## Saved entries

══════════════════════════════

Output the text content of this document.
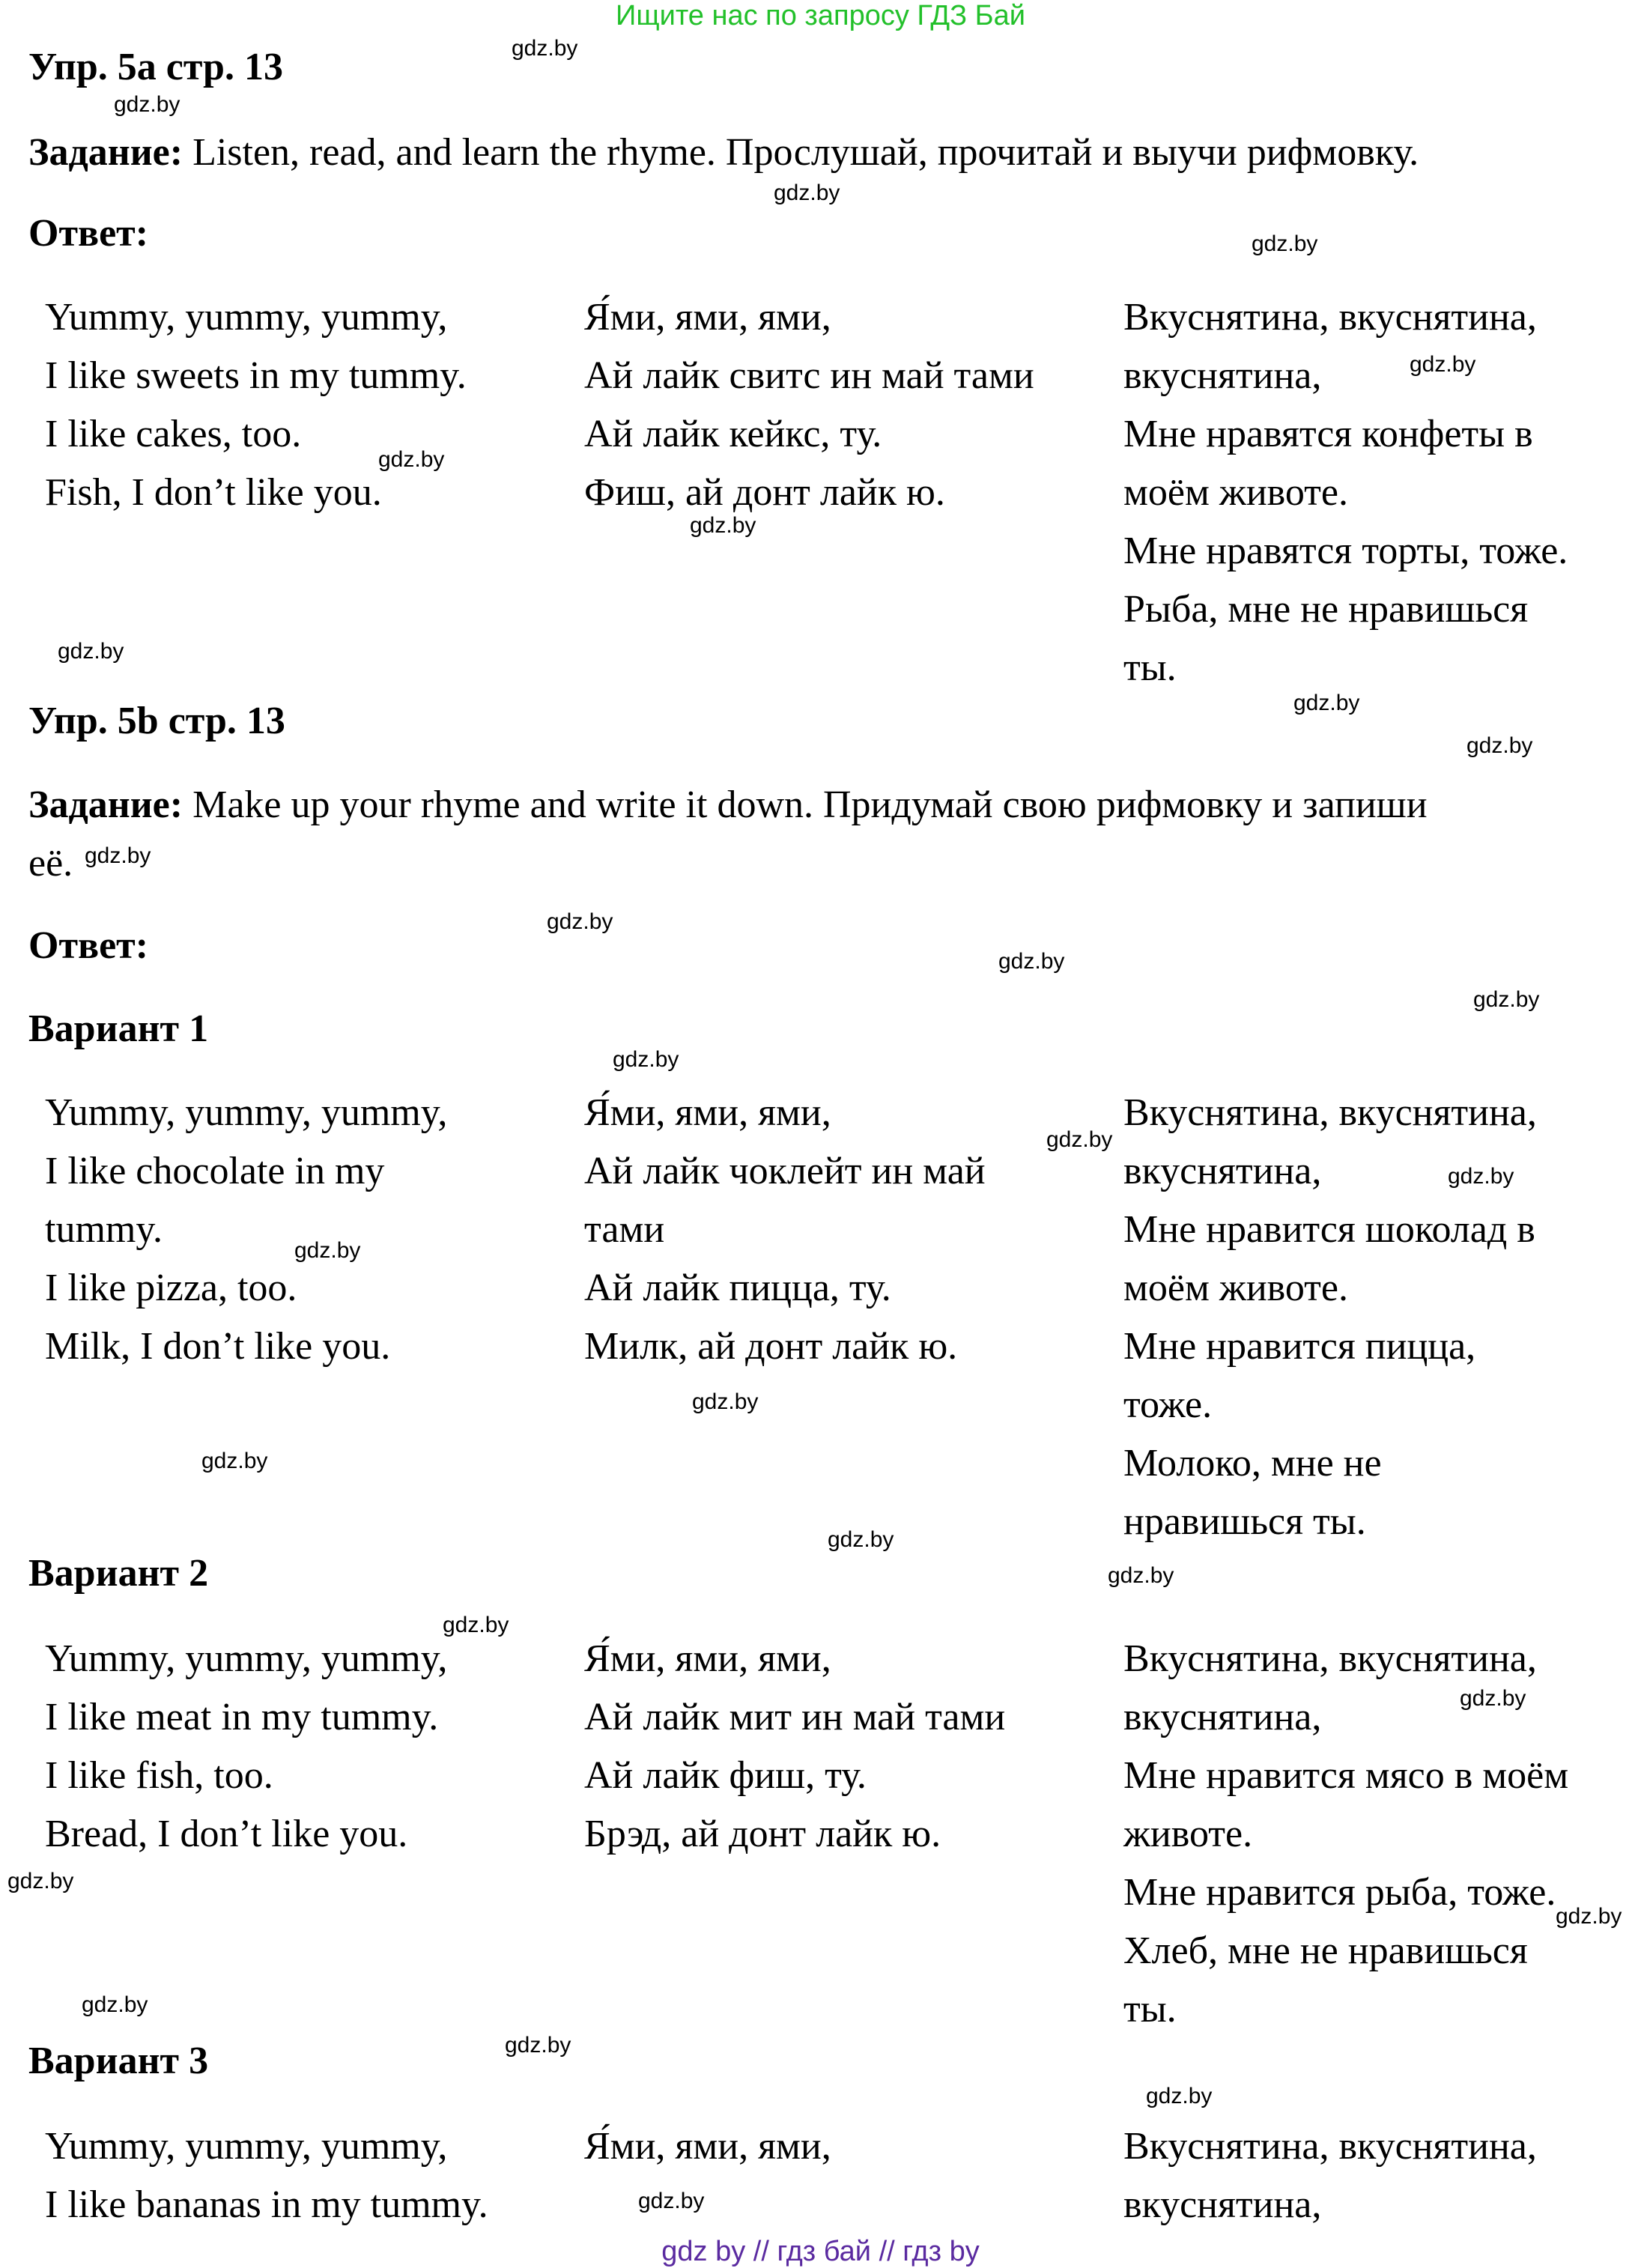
Ищите нас по запросу ГДЗ Бай
Упр. 5a стр. 13
Задание: Listen, read, and learn the rhyme. Прослушай, прочитай и выучи рифмовку.
Ответ:
Yummy, yummy, yummy,
I like sweets in my tummy.
I like cakes, too.
Fish, I don’t like you.
Я́ми, ями, ями,
Ай лайк свитс ин май тами
Ай лайк кейкс, ту.
Фиш, ай донт лайк ю.
Вкуснятина, вкуснятина,
вкуснятина,
Мне нравятся конфеты в
моём животе.
Мне нравятся торты, тоже.
Рыба, мне не нравишься
ты.
Упр. 5b стр. 13
Задание: Make up your rhyme and write it down. Придумай свою рифмовку и запиши
её.
Ответ:
Вариант 1
Yummy, yummy, yummy,
I like chocolate in my
tummy.
I like pizza, too.
Milk, I don’t like you.
Я́ми, ями, ями,
Ай лайк чоклейт ин май
тами
Ай лайк пицца, ту.
Милк, ай донт лайк ю.
Вкуснятина, вкуснятина,
вкуснятина,
Мне нравится шоколад в
моём животе.
Мне нравится пицца,
тоже.
Молоко, мне не
нравишься ты.
Вариант 2
Yummy, yummy, yummy,
I like meat in my tummy.
I like fish, too.
Bread, I don’t like you.
Я́ми, ями, ями,
Ай лайк мит ин май тами
Ай лайк фиш, ту.
Брэд, ай донт лайк ю.
Вкуснятина, вкуснятина,
вкуснятина,
Мне нравится мясо в моём
животе.
Мне нравится рыба, тоже.
Хлеб, мне не нравишься
ты.
Вариант 3
Yummy, yummy, yummy,
I like bananas in my tummy.
Я́ми, ями, ями,	Вкуснятина, вкуснятина,
вкуснятина,
gdz.by
gdz.by
gdz.by
gdz.by
gdz.by
gdz.by
gdz.by
gdz.by
gdz.by
gdz.by
gdz.by
gdz.by
gdz.by
gdz.by
gdz.by
gdz.by
gdz.by
gdz.by
gdz.by
gdz.by
gdz.by
gdz.by
gdz.by
gdz.by
gdz.by
gdz.by
gdz.by
gdz.by
gdz.by
gdz.by
gdz by // гдз бай // гдз by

══════════════════════════════

## Given instruction
Quote every record above exactly, leaving out the pictures.

## Final result
Output the text content of this document.
Ищите нас по запросу ГДЗ Бай
Упр. 5a стр. 13
Задание: Listen, read, and learn the rhyme. Прослушай, прочитай и выучи рифмовку.
Ответ:
Yummy, yummy, yummy,
I like sweets in my tummy.
I like cakes, too.
Fish, I don’t like you.
Я́ми, ями, ями,
Ай лайк свитс ин май тами
Ай лайк кейкс, ту.
Фиш, ай донт лайк ю.
Вкуснятина, вкуснятина,
вкуснятина,
Мне нравятся конфеты в
моём животе.
Мне нравятся торты, тоже.
Рыба, мне не нравишься
ты.
Упр. 5b стр. 13
Задание: Make up your rhyme and write it down. Придумай свою рифмовку и запиши
её.
Ответ:
Вариант 1
Yummy, yummy, yummy,
I like chocolate in my
tummy.
I like pizza, too.
Milk, I don’t like you.
Я́ми, ями, ями,
Ай лайк чоклейт ин май
тами
Ай лайк пицца, ту.
Милк, ай донт лайк ю.
Вкуснятина, вкуснятина,
вкуснятина,
Мне нравится шоколад в
моём животе.
Мне нравится пицца,
тоже.
Молоко, мне не
нравишься ты.
Вариант 2
Yummy, yummy, yummy,
I like meat in my tummy.
I like fish, too.
Bread, I don’t like you.
Я́ми, ями, ями,
Ай лайк мит ин май тами
Ай лайк фиш, ту.
Брэд, ай донт лайк ю.
Вкуснятина, вкуснятина,
вкуснятина,
Мне нравится мясо в моём
животе.
Мне нравится рыба, тоже.
Хлеб, мне не нравишься
ты.
Вариант 3
Yummy, yummy, yummy,
I like bananas in my tummy.
Я́ми, ями, ями,	Вкуснятина, вкуснятина,
вкуснятина,
gdz.by
gdz.by
gdz.by
gdz.by
gdz.by
gdz.by
gdz.by
gdz.by
gdz.by
gdz.by
gdz.by
gdz.by
gdz.by
gdz.by
gdz.by
gdz.by
gdz.by
gdz.by
gdz.by
gdz.by
gdz.by
gdz.by
gdz.by
gdz.by
gdz.by
gdz.by
gdz.by
gdz.by
gdz.by
gdz.by
gdz by // гдз бай // гдз by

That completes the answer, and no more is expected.